Reproduce the listing below, swapping every "Point" for "Marker" and leaving all other text unchanged. Omit the pictures from your answer.

* Begin MATERIAL SHOWN *

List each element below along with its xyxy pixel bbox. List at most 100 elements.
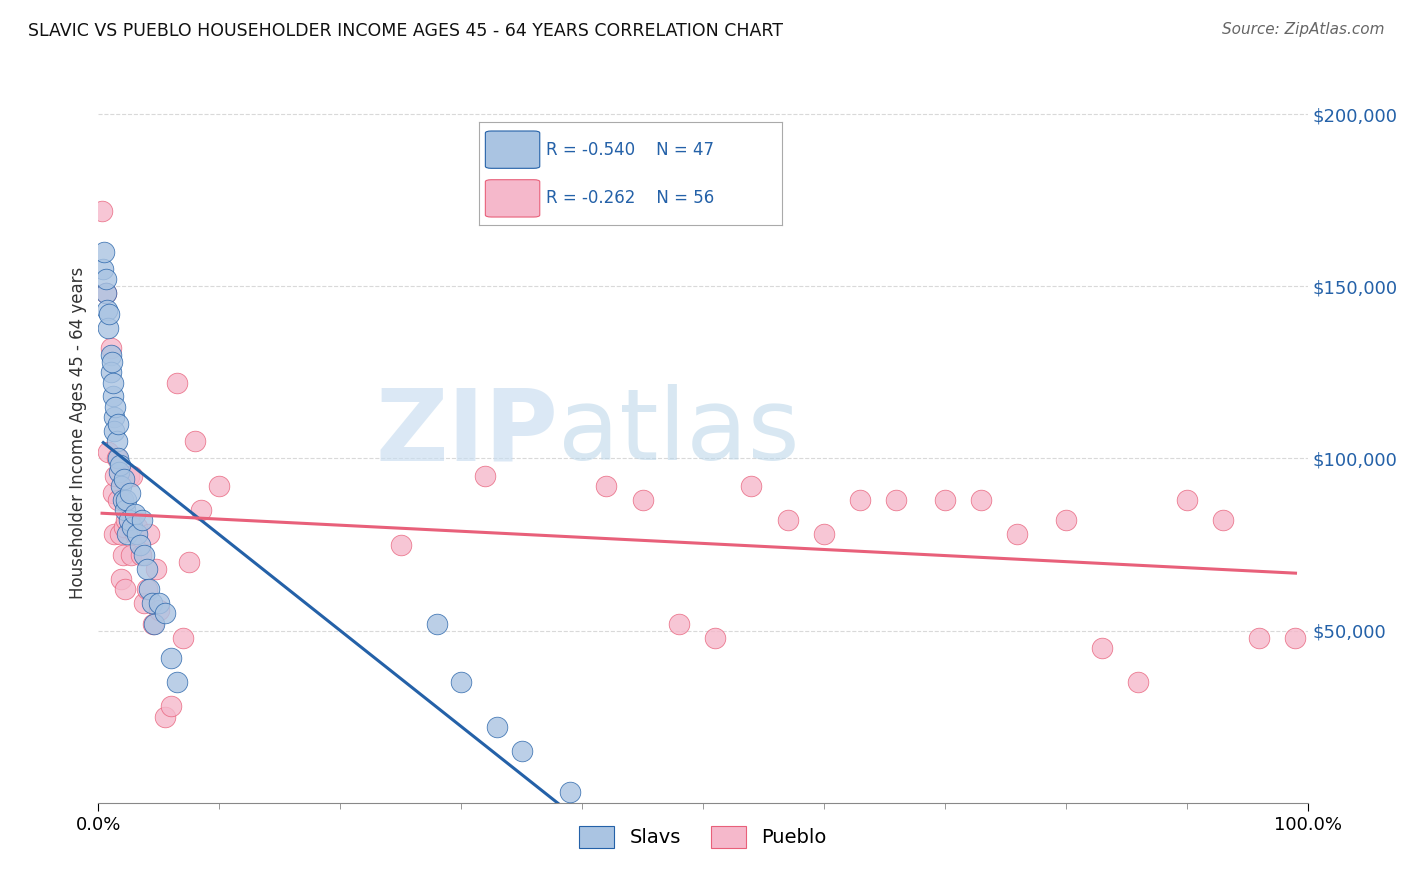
Point bbox=[108, 465, 131, 479]
Point bbox=[138, 582, 160, 597]
Point bbox=[118, 486, 141, 500]
Point bbox=[121, 468, 143, 483]
Point bbox=[91, 203, 114, 218]
Point bbox=[103, 527, 125, 541]
Point bbox=[100, 355, 122, 369]
Point bbox=[96, 303, 118, 318]
Point bbox=[107, 492, 129, 507]
Point bbox=[179, 555, 201, 569]
Point bbox=[111, 492, 134, 507]
Point bbox=[143, 616, 166, 631]
Point bbox=[740, 479, 762, 493]
Point bbox=[112, 520, 135, 534]
Point bbox=[100, 341, 122, 355]
Point bbox=[105, 434, 128, 449]
Point bbox=[127, 520, 149, 534]
Point bbox=[127, 527, 149, 541]
Point bbox=[104, 400, 127, 414]
Legend: Slavs, Pueblo: Slavs, Pueblo bbox=[572, 818, 834, 856]
Y-axis label: Householder Income Ages 45 - 64 years: Householder Income Ages 45 - 64 years bbox=[69, 267, 87, 599]
Point bbox=[389, 537, 412, 551]
Point bbox=[1249, 631, 1271, 645]
Point bbox=[1091, 640, 1114, 655]
Point bbox=[93, 244, 115, 259]
Point bbox=[1054, 513, 1077, 527]
Point bbox=[510, 744, 533, 758]
Point bbox=[124, 527, 146, 541]
Point bbox=[107, 417, 129, 431]
Point bbox=[813, 527, 835, 541]
Text: atlas: atlas bbox=[558, 384, 800, 481]
Point bbox=[776, 513, 799, 527]
Point bbox=[114, 582, 136, 597]
Point bbox=[124, 507, 146, 521]
Point bbox=[1212, 513, 1234, 527]
Point bbox=[135, 582, 157, 597]
Point bbox=[112, 472, 135, 486]
Point bbox=[184, 434, 207, 449]
Text: Source: ZipAtlas.com: Source: ZipAtlas.com bbox=[1222, 22, 1385, 37]
Point bbox=[142, 616, 165, 631]
Point bbox=[101, 376, 124, 390]
Point bbox=[103, 410, 125, 425]
Point bbox=[129, 548, 152, 562]
Point bbox=[153, 709, 176, 723]
Point bbox=[117, 527, 139, 541]
Point bbox=[704, 631, 727, 645]
Point bbox=[100, 365, 122, 379]
Point bbox=[1175, 492, 1198, 507]
Point bbox=[121, 520, 143, 534]
Point bbox=[134, 548, 156, 562]
Point bbox=[105, 451, 128, 466]
Point bbox=[558, 785, 581, 799]
Point bbox=[131, 513, 153, 527]
Point bbox=[1284, 631, 1306, 645]
Point bbox=[110, 479, 132, 493]
Point bbox=[128, 537, 150, 551]
Point bbox=[160, 651, 183, 665]
Point bbox=[595, 479, 617, 493]
Point bbox=[103, 424, 125, 438]
Point bbox=[166, 675, 188, 690]
Point bbox=[141, 596, 163, 610]
Point bbox=[668, 616, 690, 631]
Point bbox=[101, 389, 124, 403]
Point bbox=[426, 616, 449, 631]
Point bbox=[114, 503, 136, 517]
Point bbox=[474, 468, 496, 483]
Point bbox=[94, 272, 117, 286]
Point bbox=[138, 527, 160, 541]
Point bbox=[101, 486, 124, 500]
Point bbox=[108, 527, 131, 541]
Point bbox=[120, 548, 142, 562]
Point bbox=[190, 503, 212, 517]
Point bbox=[486, 720, 509, 734]
Point bbox=[104, 468, 127, 483]
Point bbox=[145, 561, 167, 575]
Point bbox=[115, 492, 138, 507]
Point bbox=[1007, 527, 1029, 541]
Point bbox=[118, 468, 141, 483]
Point bbox=[135, 561, 157, 575]
Point bbox=[98, 307, 121, 321]
Point bbox=[118, 513, 141, 527]
Point bbox=[148, 596, 170, 610]
Point bbox=[107, 451, 129, 466]
Point bbox=[91, 262, 114, 277]
Point bbox=[208, 479, 231, 493]
Point bbox=[450, 675, 472, 690]
Text: ZIP: ZIP bbox=[375, 384, 558, 481]
Point bbox=[166, 376, 188, 390]
Text: SLAVIC VS PUEBLO HOUSEHOLDER INCOME AGES 45 - 64 YEARS CORRELATION CHART: SLAVIC VS PUEBLO HOUSEHOLDER INCOME AGES… bbox=[28, 22, 783, 40]
Point bbox=[148, 603, 170, 617]
Point bbox=[849, 492, 872, 507]
Point bbox=[94, 286, 117, 301]
Point bbox=[934, 492, 956, 507]
Point bbox=[1128, 675, 1150, 690]
Point bbox=[100, 348, 122, 362]
Point bbox=[97, 320, 120, 334]
Point bbox=[134, 596, 156, 610]
Point bbox=[970, 492, 993, 507]
Point bbox=[172, 631, 194, 645]
Point bbox=[110, 572, 132, 586]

* End MATERIAL SHOWN *

[SOLUTION BELOW]:
List each element below along with its xyxy pixel bbox. List at most 100 elements.
Marker bbox=[108, 465, 131, 479]
Marker bbox=[138, 582, 160, 597]
Marker bbox=[118, 486, 141, 500]
Marker bbox=[121, 468, 143, 483]
Marker bbox=[91, 203, 114, 218]
Marker bbox=[103, 527, 125, 541]
Marker bbox=[100, 355, 122, 369]
Marker bbox=[96, 303, 118, 318]
Marker bbox=[107, 492, 129, 507]
Marker bbox=[179, 555, 201, 569]
Marker bbox=[111, 492, 134, 507]
Marker bbox=[143, 616, 166, 631]
Marker bbox=[740, 479, 762, 493]
Marker bbox=[112, 520, 135, 534]
Marker bbox=[100, 341, 122, 355]
Marker bbox=[105, 434, 128, 449]
Marker bbox=[127, 520, 149, 534]
Marker bbox=[127, 527, 149, 541]
Marker bbox=[104, 400, 127, 414]
Legend: Slavs, Pueblo: Slavs, Pueblo bbox=[572, 818, 834, 856]
Y-axis label: Householder Income Ages 45 - 64 years: Householder Income Ages 45 - 64 years bbox=[69, 267, 87, 599]
Marker bbox=[389, 537, 412, 551]
Marker bbox=[1249, 631, 1271, 645]
Marker bbox=[1091, 640, 1114, 655]
Marker bbox=[93, 244, 115, 259]
Marker bbox=[1054, 513, 1077, 527]
Marker bbox=[510, 744, 533, 758]
Marker bbox=[124, 527, 146, 541]
Marker bbox=[107, 417, 129, 431]
Marker bbox=[813, 527, 835, 541]
Text: atlas: atlas bbox=[558, 384, 800, 481]
Marker bbox=[776, 513, 799, 527]
Marker bbox=[114, 582, 136, 597]
Marker bbox=[124, 507, 146, 521]
Marker bbox=[1212, 513, 1234, 527]
Marker bbox=[135, 582, 157, 597]
Marker bbox=[112, 472, 135, 486]
Marker bbox=[184, 434, 207, 449]
Text: Source: ZipAtlas.com: Source: ZipAtlas.com bbox=[1222, 22, 1385, 37]
Marker bbox=[142, 616, 165, 631]
Marker bbox=[101, 376, 124, 390]
Marker bbox=[103, 410, 125, 425]
Marker bbox=[129, 548, 152, 562]
Marker bbox=[153, 709, 176, 723]
Marker bbox=[117, 527, 139, 541]
Marker bbox=[704, 631, 727, 645]
Marker bbox=[100, 365, 122, 379]
Marker bbox=[1175, 492, 1198, 507]
Marker bbox=[121, 520, 143, 534]
Marker bbox=[134, 548, 156, 562]
Marker bbox=[105, 451, 128, 466]
Marker bbox=[558, 785, 581, 799]
Marker bbox=[131, 513, 153, 527]
Marker bbox=[1284, 631, 1306, 645]
Marker bbox=[110, 479, 132, 493]
Marker bbox=[128, 537, 150, 551]
Marker bbox=[160, 651, 183, 665]
Marker bbox=[595, 479, 617, 493]
Marker bbox=[103, 424, 125, 438]
Marker bbox=[166, 675, 188, 690]
Marker bbox=[141, 596, 163, 610]
Marker bbox=[668, 616, 690, 631]
Marker bbox=[101, 389, 124, 403]
Marker bbox=[426, 616, 449, 631]
Marker bbox=[114, 503, 136, 517]
Marker bbox=[474, 468, 496, 483]
Marker bbox=[94, 272, 117, 286]
Marker bbox=[138, 527, 160, 541]
Marker bbox=[101, 486, 124, 500]
Marker bbox=[108, 527, 131, 541]
Marker bbox=[120, 548, 142, 562]
Marker bbox=[190, 503, 212, 517]
Marker bbox=[486, 720, 509, 734]
Marker bbox=[104, 468, 127, 483]
Marker bbox=[145, 561, 167, 575]
Marker bbox=[115, 492, 138, 507]
Marker bbox=[1007, 527, 1029, 541]
Marker bbox=[118, 468, 141, 483]
Marker bbox=[135, 561, 157, 575]
Marker bbox=[98, 307, 121, 321]
Marker bbox=[118, 513, 141, 527]
Marker bbox=[148, 596, 170, 610]
Marker bbox=[107, 451, 129, 466]
Marker bbox=[91, 262, 114, 277]
Marker bbox=[208, 479, 231, 493]
Marker bbox=[450, 675, 472, 690]
Text: ZIP: ZIP bbox=[375, 384, 558, 481]
Marker bbox=[166, 376, 188, 390]
Text: SLAVIC VS PUEBLO HOUSEHOLDER INCOME AGES 45 - 64 YEARS CORRELATION CHART: SLAVIC VS PUEBLO HOUSEHOLDER INCOME AGES… bbox=[28, 22, 783, 40]
Marker bbox=[148, 603, 170, 617]
Marker bbox=[849, 492, 872, 507]
Marker bbox=[94, 286, 117, 301]
Marker bbox=[934, 492, 956, 507]
Marker bbox=[1128, 675, 1150, 690]
Marker bbox=[100, 348, 122, 362]
Marker bbox=[97, 320, 120, 334]
Marker bbox=[134, 596, 156, 610]
Marker bbox=[970, 492, 993, 507]
Marker bbox=[172, 631, 194, 645]
Marker bbox=[110, 572, 132, 586]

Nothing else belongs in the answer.